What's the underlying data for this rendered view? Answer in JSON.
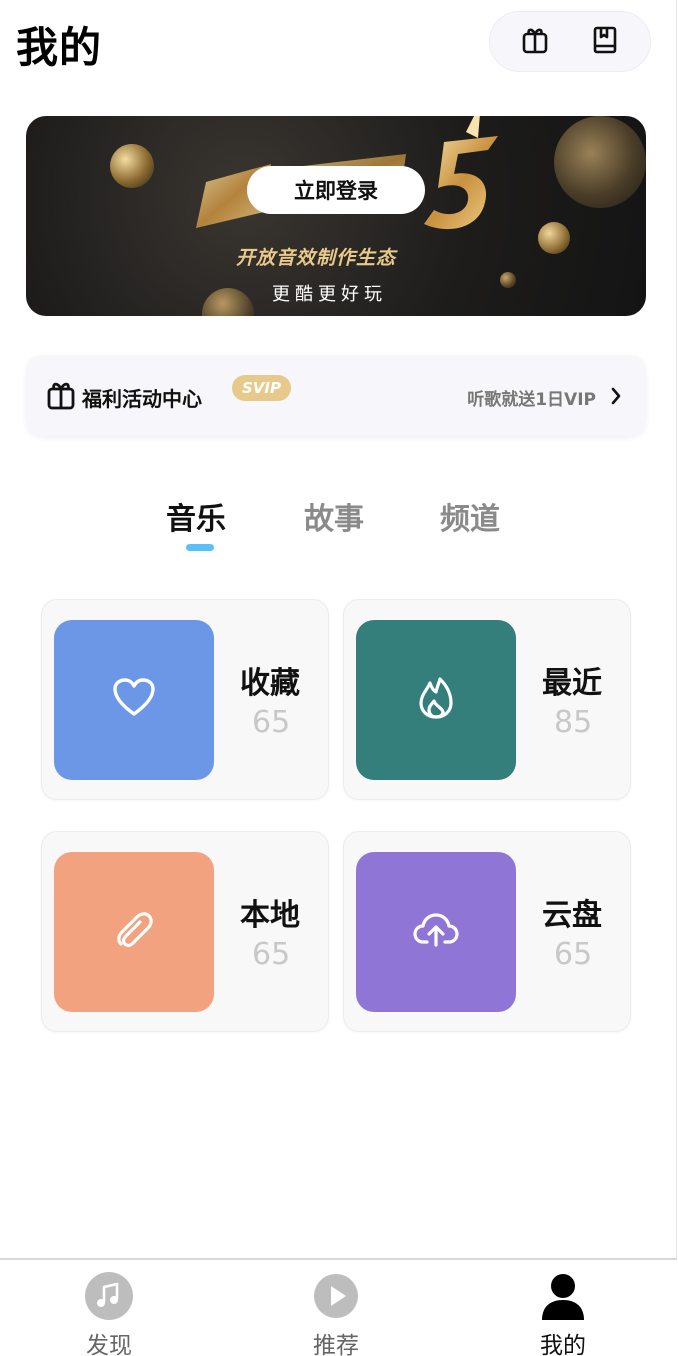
{
  "header": {
    "title": "我的",
    "actions": [
      {
        "icon": "gift-icon"
      },
      {
        "icon": "book-icon"
      }
    ]
  },
  "banner": {
    "login_label": "立即登录",
    "subtitle": "开放音效制作生态",
    "footer": "更酷更好玩",
    "accent_color": "#d6a75a"
  },
  "welfare": {
    "icon": "gift-icon",
    "title": "福利活动中心",
    "badge": "SVIP",
    "promo": "听歌就送1日VIP",
    "badge_color": "#e8c98c"
  },
  "tabs": [
    {
      "label": "音乐",
      "active": true
    },
    {
      "label": "故事",
      "active": false
    },
    {
      "label": "频道",
      "active": false
    }
  ],
  "tab_indicator_color": "#5bc0f5",
  "cards": [
    {
      "label": "收藏",
      "count": "65",
      "icon": "heart-icon",
      "color": "#6b97e6"
    },
    {
      "label": "最近",
      "count": "85",
      "icon": "flame-icon",
      "color": "#347e7c"
    },
    {
      "label": "本地",
      "count": "65",
      "icon": "paperclip-icon",
      "color": "#f2a27f"
    },
    {
      "label": "云盘",
      "count": "65",
      "icon": "cloud-upload-icon",
      "color": "#8f75d6"
    }
  ],
  "bottom_nav": [
    {
      "label": "发现",
      "icon": "music-note-icon",
      "active": false
    },
    {
      "label": "推荐",
      "icon": "play-icon",
      "active": false
    },
    {
      "label": "我的",
      "icon": "user-icon",
      "active": true
    }
  ]
}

+++++

▶ **Description of the task**: Every line above should be returned word for word, with the pictures left behind.

▶ **Full output**:
What's the underlying data for this rendered view? Answer in JSON.
{
  "header": {
    "title": "我的",
    "actions": [
      {
        "icon": "gift-icon"
      },
      {
        "icon": "book-icon"
      }
    ]
  },
  "banner": {
    "login_label": "立即登录",
    "subtitle": "开放音效制作生态",
    "footer": "更酷更好玩",
    "accent_color": "#d6a75a"
  },
  "welfare": {
    "icon": "gift-icon",
    "title": "福利活动中心",
    "badge": "SVIP",
    "promo": "听歌就送1日VIP",
    "badge_color": "#e8c98c"
  },
  "tabs": [
    {
      "label": "音乐",
      "active": true
    },
    {
      "label": "故事",
      "active": false
    },
    {
      "label": "频道",
      "active": false
    }
  ],
  "tab_indicator_color": "#5bc0f5",
  "cards": [
    {
      "label": "收藏",
      "count": "65",
      "icon": "heart-icon",
      "color": "#6b97e6"
    },
    {
      "label": "最近",
      "count": "85",
      "icon": "flame-icon",
      "color": "#347e7c"
    },
    {
      "label": "本地",
      "count": "65",
      "icon": "paperclip-icon",
      "color": "#f2a27f"
    },
    {
      "label": "云盘",
      "count": "65",
      "icon": "cloud-upload-icon",
      "color": "#8f75d6"
    }
  ],
  "bottom_nav": [
    {
      "label": "发现",
      "icon": "music-note-icon",
      "active": false
    },
    {
      "label": "推荐",
      "icon": "play-icon",
      "active": false
    },
    {
      "label": "我的",
      "icon": "user-icon",
      "active": true
    }
  ]
}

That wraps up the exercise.